- Problem to work on: Transcribe every line exactly and omit anything that is a picture.

(Stored records)
-.-.-

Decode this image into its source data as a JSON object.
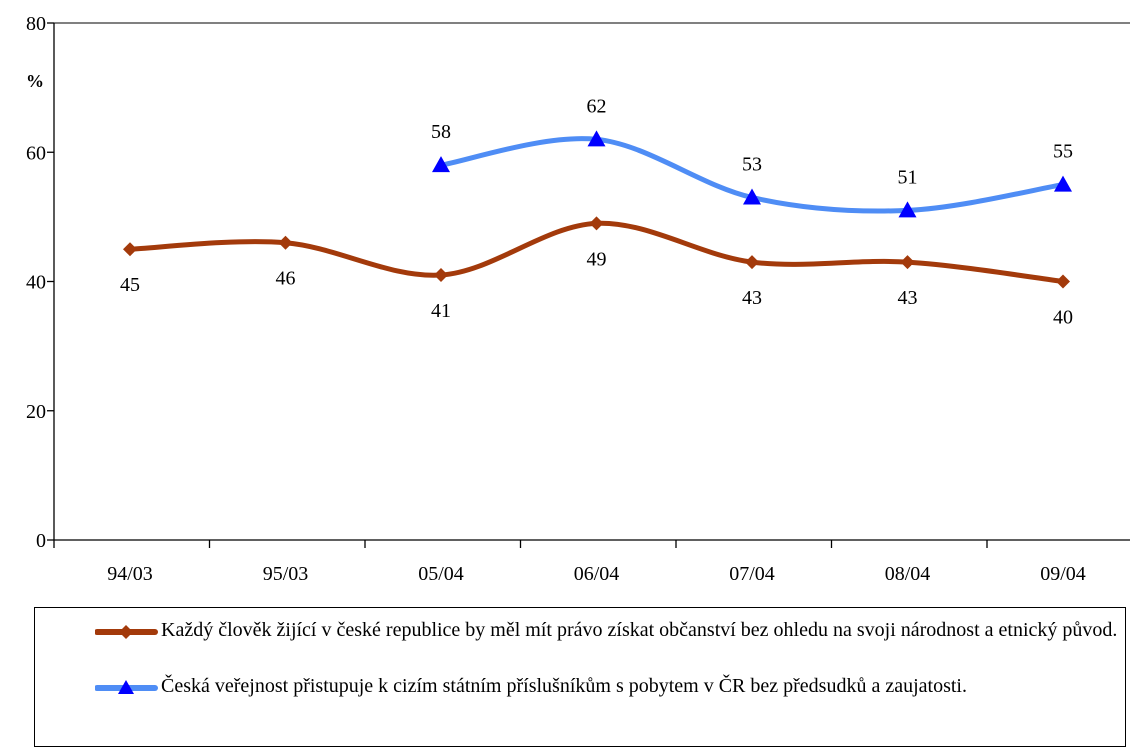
{
  "chart_data": {
    "type": "line",
    "categories": [
      "94/03",
      "95/03",
      "05/04",
      "06/04",
      "07/04",
      "08/04",
      "09/04"
    ],
    "ylabel": "%",
    "ylim": [
      0,
      80
    ],
    "yticks": [
      0,
      20,
      40,
      60,
      80
    ],
    "grid": false,
    "legend_position": "bottom",
    "series": [
      {
        "name": "Každý člověk žijící v české republice by měl mít právo získat občanství bez ohledu na svoji národnost a etnický původ.",
        "values": [
          45,
          46,
          41,
          49,
          43,
          43,
          40
        ],
        "labels": [
          "45",
          "46",
          "41",
          "49",
          "43",
          "43",
          "40"
        ],
        "color": "#A33A0B",
        "marker": "diamond",
        "label_position": "below"
      },
      {
        "name": "Česká veřejnost přistupuje k cizím státním příslušníkům s pobytem v ČR bez předsudků a zaujatosti.",
        "values": [
          null,
          null,
          58,
          62,
          53,
          51,
          55
        ],
        "labels": [
          "",
          "",
          "58",
          "62",
          "53",
          "51",
          "55"
        ],
        "color": "#4F8DF5",
        "marker": "triangle",
        "label_position": "above"
      }
    ]
  }
}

-.-.-

- Reply:
Decode this image into its source data as a JSON object.
{
  "chart_data": {
    "type": "line",
    "categories": [
      "94/03",
      "95/03",
      "05/04",
      "06/04",
      "07/04",
      "08/04",
      "09/04"
    ],
    "ylabel": "%",
    "ylim": [
      0,
      80
    ],
    "yticks": [
      0,
      20,
      40,
      60,
      80
    ],
    "grid": false,
    "legend_position": "bottom",
    "series": [
      {
        "name": "Každý člověk žijící v české republice by měl mít právo získat občanství bez ohledu na svoji národnost a etnický původ.",
        "values": [
          45,
          46,
          41,
          49,
          43,
          43,
          40
        ],
        "labels": [
          "45",
          "46",
          "41",
          "49",
          "43",
          "43",
          "40"
        ],
        "color": "#A33A0B",
        "marker": "diamond",
        "label_position": "below"
      },
      {
        "name": "Česká veřejnost přistupuje k cizím státním příslušníkům s pobytem v ČR bez předsudků a zaujatosti.",
        "values": [
          null,
          null,
          58,
          62,
          53,
          51,
          55
        ],
        "labels": [
          "",
          "",
          "58",
          "62",
          "53",
          "51",
          "55"
        ],
        "color": "#4F8DF5",
        "marker": "triangle",
        "label_position": "above"
      }
    ]
  }
}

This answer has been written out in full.